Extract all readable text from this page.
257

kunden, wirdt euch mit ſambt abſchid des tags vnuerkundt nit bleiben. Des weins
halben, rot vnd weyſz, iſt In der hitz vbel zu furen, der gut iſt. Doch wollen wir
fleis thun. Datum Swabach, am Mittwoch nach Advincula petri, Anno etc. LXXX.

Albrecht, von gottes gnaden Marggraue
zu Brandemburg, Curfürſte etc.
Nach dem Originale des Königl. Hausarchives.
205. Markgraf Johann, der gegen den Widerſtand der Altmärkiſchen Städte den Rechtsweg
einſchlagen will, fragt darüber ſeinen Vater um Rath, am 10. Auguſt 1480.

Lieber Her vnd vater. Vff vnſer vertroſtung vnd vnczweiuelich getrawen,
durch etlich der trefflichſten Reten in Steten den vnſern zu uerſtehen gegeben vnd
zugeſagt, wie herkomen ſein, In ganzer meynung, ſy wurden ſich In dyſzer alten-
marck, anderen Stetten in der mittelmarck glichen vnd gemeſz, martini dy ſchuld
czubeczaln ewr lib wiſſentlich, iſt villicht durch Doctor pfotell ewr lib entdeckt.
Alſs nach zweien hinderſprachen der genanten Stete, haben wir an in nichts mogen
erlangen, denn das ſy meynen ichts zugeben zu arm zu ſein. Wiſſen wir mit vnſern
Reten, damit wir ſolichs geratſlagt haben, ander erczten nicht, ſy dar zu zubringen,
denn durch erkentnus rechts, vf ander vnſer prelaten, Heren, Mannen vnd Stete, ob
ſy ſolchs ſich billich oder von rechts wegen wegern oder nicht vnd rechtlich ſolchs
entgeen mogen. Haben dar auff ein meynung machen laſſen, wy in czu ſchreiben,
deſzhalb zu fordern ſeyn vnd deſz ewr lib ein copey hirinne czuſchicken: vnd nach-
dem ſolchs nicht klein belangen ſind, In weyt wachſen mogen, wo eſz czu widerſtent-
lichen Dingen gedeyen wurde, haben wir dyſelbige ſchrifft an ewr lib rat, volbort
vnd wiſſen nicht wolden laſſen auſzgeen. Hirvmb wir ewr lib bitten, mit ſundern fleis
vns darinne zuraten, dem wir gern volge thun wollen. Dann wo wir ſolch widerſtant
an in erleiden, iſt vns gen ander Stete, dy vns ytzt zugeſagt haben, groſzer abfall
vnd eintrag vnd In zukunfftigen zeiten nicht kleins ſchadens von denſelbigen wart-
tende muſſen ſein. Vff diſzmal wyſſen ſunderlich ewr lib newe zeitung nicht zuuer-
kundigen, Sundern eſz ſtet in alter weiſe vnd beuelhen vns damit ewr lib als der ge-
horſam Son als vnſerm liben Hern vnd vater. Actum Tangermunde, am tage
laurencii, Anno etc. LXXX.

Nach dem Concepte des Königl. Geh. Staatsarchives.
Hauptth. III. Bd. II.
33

+ + + +

> [Exercise task]: Make an exact copy of the records.

> [Result of the exercise]:
Extract all readable text from this page.
257

kunden, wirdt euch mit ſambt abſchid des tags vnuerkundt nit bleiben. Des weins
halben, rot vnd weyſz, iſt In der hitz vbel zu furen, der gut iſt. Doch wollen wir
fleis thun. Datum Swabach, am Mittwoch nach Advincula petri, Anno etc. LXXX.

Albrecht, von gottes gnaden Marggraue
zu Brandemburg, Curfürſte etc.
Nach dem Originale des Königl. Hausarchives.
205. Markgraf Johann, der gegen den Widerſtand der Altmärkiſchen Städte den Rechtsweg
einſchlagen will, fragt darüber ſeinen Vater um Rath, am 10. Auguſt 1480.

Lieber Her vnd vater. Vff vnſer vertroſtung vnd vnczweiuelich getrawen,
durch etlich der trefflichſten Reten in Steten den vnſern zu uerſtehen gegeben vnd
zugeſagt, wie herkomen ſein, In ganzer meynung, ſy wurden ſich In dyſzer alten-
marck, anderen Stetten in der mittelmarck glichen vnd gemeſz, martini dy ſchuld
czubeczaln ewr lib wiſſentlich, iſt villicht durch Doctor pfotell ewr lib entdeckt.
Alſs nach zweien hinderſprachen der genanten Stete, haben wir an in nichts mogen
erlangen, denn das ſy meynen ichts zugeben zu arm zu ſein. Wiſſen wir mit vnſern
Reten, damit wir ſolichs geratſlagt haben, ander erczten nicht, ſy dar zu zubringen,
denn durch erkentnus rechts, vf ander vnſer prelaten, Heren, Mannen vnd Stete, ob
ſy ſolchs ſich billich oder von rechts wegen wegern oder nicht vnd rechtlich ſolchs
entgeen mogen. Haben dar auff ein meynung machen laſſen, wy in czu ſchreiben,
deſzhalb zu fordern ſeyn vnd deſz ewr lib ein copey hirinne czuſchicken: vnd nach-
dem ſolchs nicht klein belangen ſind, In weyt wachſen mogen, wo eſz czu widerſtent-
lichen Dingen gedeyen wurde, haben wir dyſelbige ſchrifft an ewr lib rat, volbort
vnd wiſſen nicht wolden laſſen auſzgeen. Hirvmb wir ewr lib bitten, mit ſundern fleis
vns darinne zuraten, dem wir gern volge thun wollen. Dann wo wir ſolch widerſtant
an in erleiden, iſt vns gen ander Stete, dy vns ytzt zugeſagt haben, groſzer abfall
vnd eintrag vnd In zukunfftigen zeiten nicht kleins ſchadens von denſelbigen wart-
tende muſſen ſein. Vff diſzmal wyſſen ſunderlich ewr lib newe zeitung nicht zuuer-
kundigen, Sundern eſz ſtet in alter weiſe vnd beuelhen vns damit ewr lib als der ge-
horſam Son als vnſerm liben Hern vnd vater. Actum Tangermunde, am tage
laurencii, Anno etc. LXXX.

Nach dem Concepte des Königl. Geh. Staatsarchives.
Hauptth. III. Bd. II.
33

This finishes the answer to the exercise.